== What you should do ==
Write the records out again exactly, but without pictures.

== Data for this task ==
<<<<
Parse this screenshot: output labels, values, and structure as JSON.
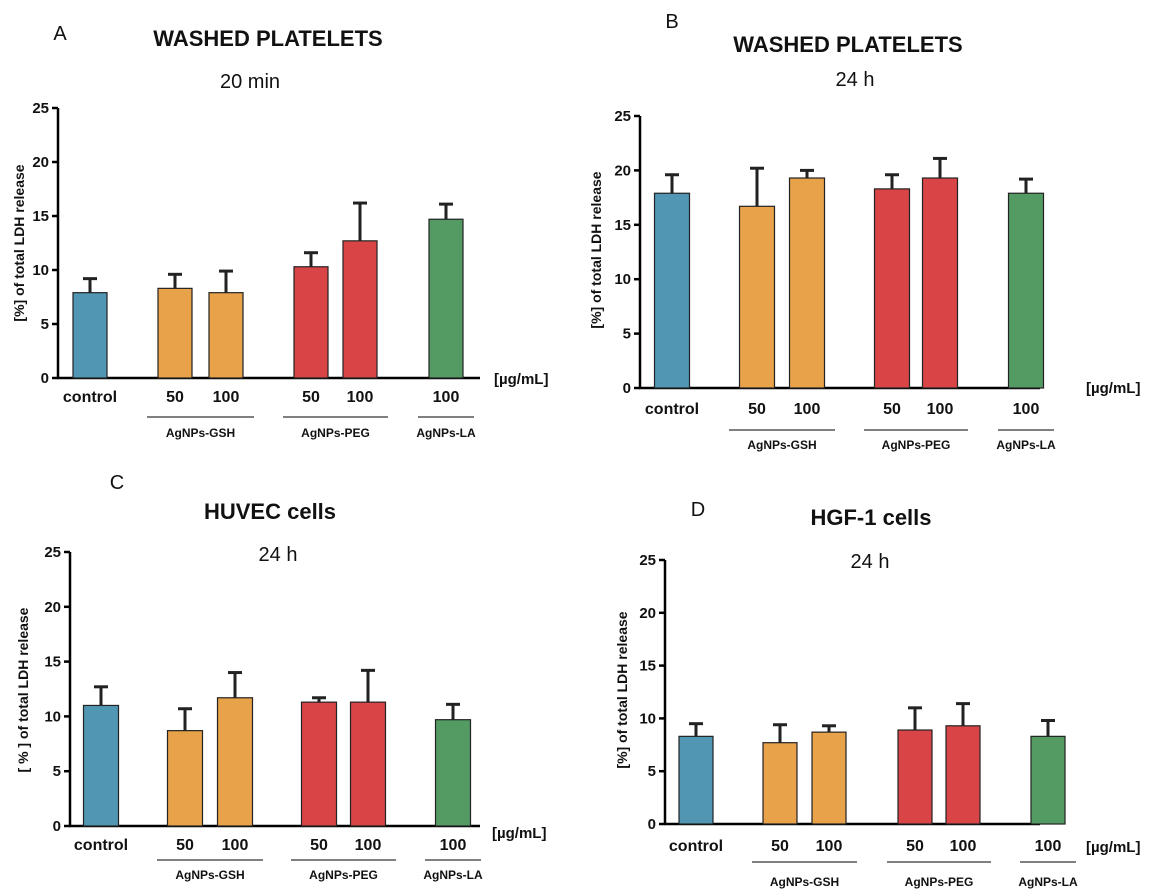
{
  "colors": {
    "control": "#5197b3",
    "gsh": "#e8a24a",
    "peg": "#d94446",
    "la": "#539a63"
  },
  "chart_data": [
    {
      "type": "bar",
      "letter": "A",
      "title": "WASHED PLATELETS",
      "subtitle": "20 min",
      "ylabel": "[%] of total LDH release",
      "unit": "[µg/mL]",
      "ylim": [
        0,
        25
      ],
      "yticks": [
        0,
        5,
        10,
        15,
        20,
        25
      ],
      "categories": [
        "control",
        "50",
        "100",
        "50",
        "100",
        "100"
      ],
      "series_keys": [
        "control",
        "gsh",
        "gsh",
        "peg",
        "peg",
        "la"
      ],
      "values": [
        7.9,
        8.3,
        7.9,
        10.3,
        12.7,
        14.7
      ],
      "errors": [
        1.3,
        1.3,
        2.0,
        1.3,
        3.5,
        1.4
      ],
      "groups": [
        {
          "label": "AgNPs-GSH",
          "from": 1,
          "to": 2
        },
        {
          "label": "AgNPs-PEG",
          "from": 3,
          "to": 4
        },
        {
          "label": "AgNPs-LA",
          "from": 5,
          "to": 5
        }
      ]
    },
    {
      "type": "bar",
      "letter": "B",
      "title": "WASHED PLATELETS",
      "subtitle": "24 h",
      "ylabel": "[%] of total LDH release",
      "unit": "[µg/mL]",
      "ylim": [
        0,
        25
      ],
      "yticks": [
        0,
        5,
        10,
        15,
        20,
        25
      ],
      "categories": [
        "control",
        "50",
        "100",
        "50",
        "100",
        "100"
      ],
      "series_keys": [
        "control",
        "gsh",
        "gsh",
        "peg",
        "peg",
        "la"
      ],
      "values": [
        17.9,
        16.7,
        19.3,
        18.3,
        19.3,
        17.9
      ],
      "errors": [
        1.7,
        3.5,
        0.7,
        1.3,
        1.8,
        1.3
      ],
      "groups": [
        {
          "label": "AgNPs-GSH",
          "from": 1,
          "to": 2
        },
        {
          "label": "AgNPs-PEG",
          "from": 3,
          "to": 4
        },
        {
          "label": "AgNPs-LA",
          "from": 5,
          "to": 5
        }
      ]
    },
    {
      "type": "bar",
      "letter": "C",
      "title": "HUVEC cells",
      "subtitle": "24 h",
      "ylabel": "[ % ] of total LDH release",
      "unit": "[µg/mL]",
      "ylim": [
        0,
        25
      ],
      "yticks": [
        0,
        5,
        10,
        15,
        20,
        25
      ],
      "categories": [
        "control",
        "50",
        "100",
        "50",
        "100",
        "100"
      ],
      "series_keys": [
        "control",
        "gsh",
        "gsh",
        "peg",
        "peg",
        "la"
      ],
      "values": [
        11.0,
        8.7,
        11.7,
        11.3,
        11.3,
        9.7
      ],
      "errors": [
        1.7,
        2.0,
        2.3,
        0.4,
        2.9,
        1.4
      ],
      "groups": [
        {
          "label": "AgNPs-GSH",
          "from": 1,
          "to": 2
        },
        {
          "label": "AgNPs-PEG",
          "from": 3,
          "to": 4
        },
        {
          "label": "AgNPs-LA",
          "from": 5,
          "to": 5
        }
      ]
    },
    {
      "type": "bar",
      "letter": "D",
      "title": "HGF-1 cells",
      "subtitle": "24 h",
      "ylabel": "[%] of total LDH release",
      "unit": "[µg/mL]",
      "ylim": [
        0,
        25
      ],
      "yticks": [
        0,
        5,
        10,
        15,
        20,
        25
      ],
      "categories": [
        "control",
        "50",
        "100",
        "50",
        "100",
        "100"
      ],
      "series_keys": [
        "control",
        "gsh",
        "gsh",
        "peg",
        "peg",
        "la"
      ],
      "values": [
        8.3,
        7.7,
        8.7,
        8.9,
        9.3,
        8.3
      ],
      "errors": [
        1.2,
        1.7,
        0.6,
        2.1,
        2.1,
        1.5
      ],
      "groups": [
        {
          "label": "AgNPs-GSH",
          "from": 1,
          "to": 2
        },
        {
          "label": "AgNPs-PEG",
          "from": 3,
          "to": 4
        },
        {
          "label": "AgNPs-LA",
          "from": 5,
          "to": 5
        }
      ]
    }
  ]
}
>>>>
== Task output ==
Parse this screenshot: output labels, values, and structure as JSON.
{
  "colors": {
    "control": "#5197b3",
    "gsh": "#e8a24a",
    "peg": "#d94446",
    "la": "#539a63"
  },
  "chart_data": [
    {
      "type": "bar",
      "letter": "A",
      "title": "WASHED PLATELETS",
      "subtitle": "20 min",
      "ylabel": "[%] of total LDH release",
      "unit": "[µg/mL]",
      "ylim": [
        0,
        25
      ],
      "yticks": [
        0,
        5,
        10,
        15,
        20,
        25
      ],
      "categories": [
        "control",
        "50",
        "100",
        "50",
        "100",
        "100"
      ],
      "series_keys": [
        "control",
        "gsh",
        "gsh",
        "peg",
        "peg",
        "la"
      ],
      "values": [
        7.9,
        8.3,
        7.9,
        10.3,
        12.7,
        14.7
      ],
      "errors": [
        1.3,
        1.3,
        2.0,
        1.3,
        3.5,
        1.4
      ],
      "groups": [
        {
          "label": "AgNPs-GSH",
          "from": 1,
          "to": 2
        },
        {
          "label": "AgNPs-PEG",
          "from": 3,
          "to": 4
        },
        {
          "label": "AgNPs-LA",
          "from": 5,
          "to": 5
        }
      ]
    },
    {
      "type": "bar",
      "letter": "B",
      "title": "WASHED PLATELETS",
      "subtitle": "24 h",
      "ylabel": "[%] of total LDH release",
      "unit": "[µg/mL]",
      "ylim": [
        0,
        25
      ],
      "yticks": [
        0,
        5,
        10,
        15,
        20,
        25
      ],
      "categories": [
        "control",
        "50",
        "100",
        "50",
        "100",
        "100"
      ],
      "series_keys": [
        "control",
        "gsh",
        "gsh",
        "peg",
        "peg",
        "la"
      ],
      "values": [
        17.9,
        16.7,
        19.3,
        18.3,
        19.3,
        17.9
      ],
      "errors": [
        1.7,
        3.5,
        0.7,
        1.3,
        1.8,
        1.3
      ],
      "groups": [
        {
          "label": "AgNPs-GSH",
          "from": 1,
          "to": 2
        },
        {
          "label": "AgNPs-PEG",
          "from": 3,
          "to": 4
        },
        {
          "label": "AgNPs-LA",
          "from": 5,
          "to": 5
        }
      ]
    },
    {
      "type": "bar",
      "letter": "C",
      "title": "HUVEC cells",
      "subtitle": "24 h",
      "ylabel": "[ % ] of total LDH release",
      "unit": "[µg/mL]",
      "ylim": [
        0,
        25
      ],
      "yticks": [
        0,
        5,
        10,
        15,
        20,
        25
      ],
      "categories": [
        "control",
        "50",
        "100",
        "50",
        "100",
        "100"
      ],
      "series_keys": [
        "control",
        "gsh",
        "gsh",
        "peg",
        "peg",
        "la"
      ],
      "values": [
        11.0,
        8.7,
        11.7,
        11.3,
        11.3,
        9.7
      ],
      "errors": [
        1.7,
        2.0,
        2.3,
        0.4,
        2.9,
        1.4
      ],
      "groups": [
        {
          "label": "AgNPs-GSH",
          "from": 1,
          "to": 2
        },
        {
          "label": "AgNPs-PEG",
          "from": 3,
          "to": 4
        },
        {
          "label": "AgNPs-LA",
          "from": 5,
          "to": 5
        }
      ]
    },
    {
      "type": "bar",
      "letter": "D",
      "title": "HGF-1 cells",
      "subtitle": "24 h",
      "ylabel": "[%] of total LDH release",
      "unit": "[µg/mL]",
      "ylim": [
        0,
        25
      ],
      "yticks": [
        0,
        5,
        10,
        15,
        20,
        25
      ],
      "categories": [
        "control",
        "50",
        "100",
        "50",
        "100",
        "100"
      ],
      "series_keys": [
        "control",
        "gsh",
        "gsh",
        "peg",
        "peg",
        "la"
      ],
      "values": [
        8.3,
        7.7,
        8.7,
        8.9,
        9.3,
        8.3
      ],
      "errors": [
        1.2,
        1.7,
        0.6,
        2.1,
        2.1,
        1.5
      ],
      "groups": [
        {
          "label": "AgNPs-GSH",
          "from": 1,
          "to": 2
        },
        {
          "label": "AgNPs-PEG",
          "from": 3,
          "to": 4
        },
        {
          "label": "AgNPs-LA",
          "from": 5,
          "to": 5
        }
      ]
    }
  ]
}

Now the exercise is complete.